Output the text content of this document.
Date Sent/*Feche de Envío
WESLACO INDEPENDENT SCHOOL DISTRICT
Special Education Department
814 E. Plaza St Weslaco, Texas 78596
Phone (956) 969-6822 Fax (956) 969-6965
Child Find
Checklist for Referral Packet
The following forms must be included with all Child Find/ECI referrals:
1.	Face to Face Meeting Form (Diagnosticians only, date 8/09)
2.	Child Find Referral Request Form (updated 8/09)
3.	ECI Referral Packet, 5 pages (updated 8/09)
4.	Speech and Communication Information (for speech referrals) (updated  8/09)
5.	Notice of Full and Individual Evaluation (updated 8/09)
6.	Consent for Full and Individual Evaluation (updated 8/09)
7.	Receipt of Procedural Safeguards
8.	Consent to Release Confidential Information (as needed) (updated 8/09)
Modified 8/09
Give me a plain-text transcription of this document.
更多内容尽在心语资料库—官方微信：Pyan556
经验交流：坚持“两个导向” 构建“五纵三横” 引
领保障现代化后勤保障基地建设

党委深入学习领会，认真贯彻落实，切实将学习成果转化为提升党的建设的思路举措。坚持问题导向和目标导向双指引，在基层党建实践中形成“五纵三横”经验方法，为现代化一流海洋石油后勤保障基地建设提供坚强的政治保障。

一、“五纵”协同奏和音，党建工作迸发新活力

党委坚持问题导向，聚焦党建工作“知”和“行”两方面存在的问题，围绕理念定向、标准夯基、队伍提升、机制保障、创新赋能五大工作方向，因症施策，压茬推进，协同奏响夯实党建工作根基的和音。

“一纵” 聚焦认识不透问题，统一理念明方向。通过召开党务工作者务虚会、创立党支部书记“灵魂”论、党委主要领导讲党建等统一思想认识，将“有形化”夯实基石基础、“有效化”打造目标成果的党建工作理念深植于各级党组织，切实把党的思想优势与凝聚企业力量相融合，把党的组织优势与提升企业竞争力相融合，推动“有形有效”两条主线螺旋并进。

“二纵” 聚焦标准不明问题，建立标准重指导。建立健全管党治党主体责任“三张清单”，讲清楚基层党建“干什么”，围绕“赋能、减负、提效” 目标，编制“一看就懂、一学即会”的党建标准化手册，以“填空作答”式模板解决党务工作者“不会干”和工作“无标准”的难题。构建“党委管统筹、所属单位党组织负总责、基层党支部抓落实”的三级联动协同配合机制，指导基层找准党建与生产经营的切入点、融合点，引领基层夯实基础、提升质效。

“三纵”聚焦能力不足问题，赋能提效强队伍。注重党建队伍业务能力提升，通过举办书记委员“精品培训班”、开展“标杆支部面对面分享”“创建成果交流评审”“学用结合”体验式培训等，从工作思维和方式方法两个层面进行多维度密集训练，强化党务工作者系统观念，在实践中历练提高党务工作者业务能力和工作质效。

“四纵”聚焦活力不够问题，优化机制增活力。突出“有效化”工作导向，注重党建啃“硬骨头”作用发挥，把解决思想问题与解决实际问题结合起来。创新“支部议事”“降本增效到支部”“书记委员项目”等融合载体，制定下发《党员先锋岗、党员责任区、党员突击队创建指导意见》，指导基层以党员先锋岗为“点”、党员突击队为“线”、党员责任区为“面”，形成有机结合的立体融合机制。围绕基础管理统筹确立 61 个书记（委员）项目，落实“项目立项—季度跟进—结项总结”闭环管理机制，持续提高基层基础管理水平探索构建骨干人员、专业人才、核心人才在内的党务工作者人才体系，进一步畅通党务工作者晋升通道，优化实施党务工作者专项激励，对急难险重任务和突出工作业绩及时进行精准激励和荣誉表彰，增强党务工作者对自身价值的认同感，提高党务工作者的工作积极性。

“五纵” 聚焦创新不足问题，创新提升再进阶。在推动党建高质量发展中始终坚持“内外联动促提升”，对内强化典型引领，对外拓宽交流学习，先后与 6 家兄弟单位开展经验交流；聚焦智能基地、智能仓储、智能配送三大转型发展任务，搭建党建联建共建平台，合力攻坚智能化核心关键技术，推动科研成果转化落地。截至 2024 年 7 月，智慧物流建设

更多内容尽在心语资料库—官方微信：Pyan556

# # #

Write out once more the lines above beginning at the line with "Give me a plain-text"; continue through the final line and stop there.

Give me a plain-text transcription of this document.
更多内容尽在心语资料库—官方微信：Pyan556
经验交流：坚持“两个导向” 构建“五纵三横” 引
领保障现代化后勤保障基地建设

党委深入学习领会，认真贯彻落实，切实将学习成果转化为提升党的建设的思路举措。坚持问题导向和目标导向双指引，在基层党建实践中形成“五纵三横”经验方法，为现代化一流海洋石油后勤保障基地建设提供坚强的政治保障。

一、“五纵”协同奏和音，党建工作迸发新活力

党委坚持问题导向，聚焦党建工作“知”和“行”两方面存在的问题，围绕理念定向、标准夯基、队伍提升、机制保障、创新赋能五大工作方向，因症施策，压茬推进，协同奏响夯实党建工作根基的和音。

“一纵” 聚焦认识不透问题，统一理念明方向。通过召开党务工作者务虚会、创立党支部书记“灵魂”论、党委主要领导讲党建等统一思想认识，将“有形化”夯实基石基础、“有效化”打造目标成果的党建工作理念深植于各级党组织，切实把党的思想优势与凝聚企业力量相融合，把党的组织优势与提升企业竞争力相融合，推动“有形有效”两条主线螺旋并进。

“二纵” 聚焦标准不明问题，建立标准重指导。建立健全管党治党主体责任“三张清单”，讲清楚基层党建“干什么”，围绕“赋能、减负、提效” 目标，编制“一看就懂、一学即会”的党建标准化手册，以“填空作答”式模板解决党务工作者“不会干”和工作“无标准”的难题。构建“党委管统筹、所属单位党组织负总责、基层党支部抓落实”的三级联动协同配合机制，指导基层找准党建与生产经营的切入点、融合点，引领基层夯实基础、提升质效。

“三纵”聚焦能力不足问题，赋能提效强队伍。注重党建队伍业务能力提升，通过举办书记委员“精品培训班”、开展“标杆支部面对面分享”“创建成果交流评审”“学用结合”体验式培训等，从工作思维和方式方法两个层面进行多维度密集训练，强化党务工作者系统观念，在实践中历练提高党务工作者业务能力和工作质效。

“四纵”聚焦活力不够问题，优化机制增活力。突出“有效化”工作导向，注重党建啃“硬骨头”作用发挥，把解决思想问题与解决实际问题结合起来。创新“支部议事”“降本增效到支部”“书记委员项目”等融合载体，制定下发《党员先锋岗、党员责任区、党员突击队创建指导意见》，指导基层以党员先锋岗为“点”、党员突击队为“线”、党员责任区为“面”，形成有机结合的立体融合机制。围绕基础管理统筹确立 61 个书记（委员）项目，落实“项目立项—季度跟进—结项总结”闭环管理机制，持续提高基层基础管理水平探索构建骨干人员、专业人才、核心人才在内的党务工作者人才体系，进一步畅通党务工作者晋升通道，优化实施党务工作者专项激励，对急难险重任务和突出工作业绩及时进行精准激励和荣誉表彰，增强党务工作者对自身价值的认同感，提高党务工作者的工作积极性。

“五纵” 聚焦创新不足问题，创新提升再进阶。在推动党建高质量发展中始终坚持“内外联动促提升”，对内强化典型引领，对外拓宽交流学习，先后与 6 家兄弟单位开展经验交流；聚焦智能基地、智能仓储、智能配送三大转型发展任务，搭建党建联建共建平台，合力攻坚智能化核心关键技术，推动科研成果转化落地。截至 2024 年 7 月，智慧物流建设

更多内容尽在心语资料库—官方微信：Pyan556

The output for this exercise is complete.